▶ **Extracted records**:
☆ ☆ ☆ ☆ ☆ ☆ ☆

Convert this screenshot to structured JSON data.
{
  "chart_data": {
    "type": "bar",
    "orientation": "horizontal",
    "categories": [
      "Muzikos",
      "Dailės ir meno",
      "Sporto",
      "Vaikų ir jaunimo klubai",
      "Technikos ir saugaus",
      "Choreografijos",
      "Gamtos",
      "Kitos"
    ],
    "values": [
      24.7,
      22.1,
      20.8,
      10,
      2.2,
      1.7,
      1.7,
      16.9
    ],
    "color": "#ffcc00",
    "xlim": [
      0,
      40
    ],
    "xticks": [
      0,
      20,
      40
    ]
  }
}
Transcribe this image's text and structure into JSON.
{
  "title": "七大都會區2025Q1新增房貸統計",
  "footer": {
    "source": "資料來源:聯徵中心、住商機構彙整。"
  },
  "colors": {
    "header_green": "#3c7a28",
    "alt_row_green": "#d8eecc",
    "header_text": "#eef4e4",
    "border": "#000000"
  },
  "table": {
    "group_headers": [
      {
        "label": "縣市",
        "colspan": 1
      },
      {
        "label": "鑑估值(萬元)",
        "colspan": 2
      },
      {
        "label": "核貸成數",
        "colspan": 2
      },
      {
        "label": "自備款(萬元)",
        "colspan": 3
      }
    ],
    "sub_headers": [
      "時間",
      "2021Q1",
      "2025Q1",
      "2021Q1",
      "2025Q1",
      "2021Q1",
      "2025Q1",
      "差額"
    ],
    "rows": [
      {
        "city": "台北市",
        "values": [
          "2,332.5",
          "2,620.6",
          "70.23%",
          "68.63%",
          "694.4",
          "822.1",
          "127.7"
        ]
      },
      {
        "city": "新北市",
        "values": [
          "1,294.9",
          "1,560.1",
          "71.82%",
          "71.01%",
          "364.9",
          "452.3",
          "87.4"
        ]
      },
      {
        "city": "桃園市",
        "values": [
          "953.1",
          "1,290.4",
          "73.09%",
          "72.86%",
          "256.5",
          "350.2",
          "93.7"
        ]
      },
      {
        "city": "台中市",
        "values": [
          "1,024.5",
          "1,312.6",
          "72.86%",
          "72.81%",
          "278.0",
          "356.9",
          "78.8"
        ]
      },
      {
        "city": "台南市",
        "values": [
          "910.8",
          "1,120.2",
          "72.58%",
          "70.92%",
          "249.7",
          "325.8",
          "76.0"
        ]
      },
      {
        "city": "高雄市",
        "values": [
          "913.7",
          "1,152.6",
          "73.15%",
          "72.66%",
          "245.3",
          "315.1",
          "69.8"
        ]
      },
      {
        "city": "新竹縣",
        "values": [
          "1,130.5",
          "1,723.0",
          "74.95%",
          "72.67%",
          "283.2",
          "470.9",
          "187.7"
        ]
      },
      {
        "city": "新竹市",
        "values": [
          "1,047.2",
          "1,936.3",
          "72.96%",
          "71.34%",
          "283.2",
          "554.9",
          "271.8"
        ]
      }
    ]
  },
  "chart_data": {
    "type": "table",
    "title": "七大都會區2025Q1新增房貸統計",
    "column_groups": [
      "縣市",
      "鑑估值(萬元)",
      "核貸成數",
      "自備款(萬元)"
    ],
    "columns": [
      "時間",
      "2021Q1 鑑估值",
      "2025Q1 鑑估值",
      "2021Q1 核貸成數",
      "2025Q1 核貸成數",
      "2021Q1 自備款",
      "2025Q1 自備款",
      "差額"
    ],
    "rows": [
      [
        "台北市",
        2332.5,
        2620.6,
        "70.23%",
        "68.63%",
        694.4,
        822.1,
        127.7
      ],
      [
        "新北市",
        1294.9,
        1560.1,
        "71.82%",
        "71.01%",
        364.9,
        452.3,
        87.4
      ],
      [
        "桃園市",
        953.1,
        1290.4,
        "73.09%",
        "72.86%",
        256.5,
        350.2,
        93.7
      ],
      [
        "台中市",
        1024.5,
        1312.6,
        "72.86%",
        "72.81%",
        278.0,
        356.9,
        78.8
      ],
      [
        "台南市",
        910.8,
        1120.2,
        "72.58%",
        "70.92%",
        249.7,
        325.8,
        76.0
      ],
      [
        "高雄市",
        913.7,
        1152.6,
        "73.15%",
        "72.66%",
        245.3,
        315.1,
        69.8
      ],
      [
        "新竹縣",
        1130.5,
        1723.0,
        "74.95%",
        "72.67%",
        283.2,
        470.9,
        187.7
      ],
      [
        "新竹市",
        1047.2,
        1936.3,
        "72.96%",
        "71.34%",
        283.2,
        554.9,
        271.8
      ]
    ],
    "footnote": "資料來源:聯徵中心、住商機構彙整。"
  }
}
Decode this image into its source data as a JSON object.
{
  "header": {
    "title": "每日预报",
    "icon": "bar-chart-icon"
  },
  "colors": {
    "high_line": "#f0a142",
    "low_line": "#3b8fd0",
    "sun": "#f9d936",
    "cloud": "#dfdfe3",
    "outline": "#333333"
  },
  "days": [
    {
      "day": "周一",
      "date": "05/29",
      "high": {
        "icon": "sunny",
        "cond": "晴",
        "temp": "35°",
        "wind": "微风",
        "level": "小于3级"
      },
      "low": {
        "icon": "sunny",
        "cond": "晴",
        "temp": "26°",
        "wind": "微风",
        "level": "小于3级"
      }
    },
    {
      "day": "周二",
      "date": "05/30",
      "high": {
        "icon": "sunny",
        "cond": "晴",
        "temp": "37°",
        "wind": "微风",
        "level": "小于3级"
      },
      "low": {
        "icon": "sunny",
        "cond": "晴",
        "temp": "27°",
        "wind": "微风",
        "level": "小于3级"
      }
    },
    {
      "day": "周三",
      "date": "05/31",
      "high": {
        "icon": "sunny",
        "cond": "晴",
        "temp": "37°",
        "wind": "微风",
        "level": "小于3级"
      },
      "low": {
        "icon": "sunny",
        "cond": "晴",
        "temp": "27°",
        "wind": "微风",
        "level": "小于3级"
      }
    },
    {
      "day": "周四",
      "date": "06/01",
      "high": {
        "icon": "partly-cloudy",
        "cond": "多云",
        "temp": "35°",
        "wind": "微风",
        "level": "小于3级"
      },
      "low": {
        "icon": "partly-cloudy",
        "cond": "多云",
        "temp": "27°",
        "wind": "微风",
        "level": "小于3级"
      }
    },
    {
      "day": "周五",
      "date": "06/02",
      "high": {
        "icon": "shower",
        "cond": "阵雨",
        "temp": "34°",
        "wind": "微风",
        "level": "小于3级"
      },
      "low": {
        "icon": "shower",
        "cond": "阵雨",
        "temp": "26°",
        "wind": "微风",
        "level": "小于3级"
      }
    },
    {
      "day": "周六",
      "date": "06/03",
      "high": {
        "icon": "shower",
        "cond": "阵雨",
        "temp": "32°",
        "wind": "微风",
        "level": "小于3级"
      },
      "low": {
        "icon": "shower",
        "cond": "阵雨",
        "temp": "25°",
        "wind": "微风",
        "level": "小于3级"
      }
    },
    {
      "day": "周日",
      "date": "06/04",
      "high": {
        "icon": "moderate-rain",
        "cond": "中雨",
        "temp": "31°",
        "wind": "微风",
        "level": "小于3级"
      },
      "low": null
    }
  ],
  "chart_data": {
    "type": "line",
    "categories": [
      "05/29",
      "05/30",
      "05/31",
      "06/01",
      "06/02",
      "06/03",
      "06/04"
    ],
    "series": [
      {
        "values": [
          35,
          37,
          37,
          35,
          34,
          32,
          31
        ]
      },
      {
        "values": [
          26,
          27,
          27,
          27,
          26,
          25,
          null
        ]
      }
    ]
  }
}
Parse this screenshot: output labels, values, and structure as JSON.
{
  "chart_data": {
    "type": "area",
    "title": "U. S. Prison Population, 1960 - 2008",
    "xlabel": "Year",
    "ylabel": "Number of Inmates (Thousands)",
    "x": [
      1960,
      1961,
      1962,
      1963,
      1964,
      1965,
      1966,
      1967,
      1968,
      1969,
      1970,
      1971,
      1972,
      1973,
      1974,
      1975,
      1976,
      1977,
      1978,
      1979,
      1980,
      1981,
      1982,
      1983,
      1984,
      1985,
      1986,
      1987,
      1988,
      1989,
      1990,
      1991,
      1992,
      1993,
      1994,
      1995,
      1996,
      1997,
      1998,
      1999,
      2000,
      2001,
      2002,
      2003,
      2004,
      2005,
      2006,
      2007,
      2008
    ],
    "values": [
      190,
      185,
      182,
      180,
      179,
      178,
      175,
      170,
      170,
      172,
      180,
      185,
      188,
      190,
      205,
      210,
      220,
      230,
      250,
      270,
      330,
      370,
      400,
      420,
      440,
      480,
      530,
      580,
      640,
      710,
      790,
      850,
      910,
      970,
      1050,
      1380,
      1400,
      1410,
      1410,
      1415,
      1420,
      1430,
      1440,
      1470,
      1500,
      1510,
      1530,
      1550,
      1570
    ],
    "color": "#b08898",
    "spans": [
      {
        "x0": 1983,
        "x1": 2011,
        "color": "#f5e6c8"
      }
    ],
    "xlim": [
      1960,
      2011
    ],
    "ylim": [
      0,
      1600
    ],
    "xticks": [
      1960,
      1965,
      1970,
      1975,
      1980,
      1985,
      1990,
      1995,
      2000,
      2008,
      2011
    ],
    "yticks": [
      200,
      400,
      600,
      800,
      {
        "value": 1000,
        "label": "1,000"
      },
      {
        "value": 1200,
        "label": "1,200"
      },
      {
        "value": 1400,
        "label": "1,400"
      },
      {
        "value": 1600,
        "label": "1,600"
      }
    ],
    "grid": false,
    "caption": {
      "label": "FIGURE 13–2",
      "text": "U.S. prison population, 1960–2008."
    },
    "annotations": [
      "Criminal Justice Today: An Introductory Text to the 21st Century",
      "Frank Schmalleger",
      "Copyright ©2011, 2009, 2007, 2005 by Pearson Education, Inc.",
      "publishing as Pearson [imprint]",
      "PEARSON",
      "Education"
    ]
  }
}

☆ ☆ ☆ ☆ ☆ ☆ ☆

▶ **Required task**:
Search the records above for "title". Copy each line where it is found.

▶ **Result of this task**:
  "title": "七大都會區2025Q1新增房貸統計",
    "title": "七大都會區2025Q1新增房貸統計",
    "title": "每日预报",
    "title": "U. S. Prison Population, 1960 - 2008",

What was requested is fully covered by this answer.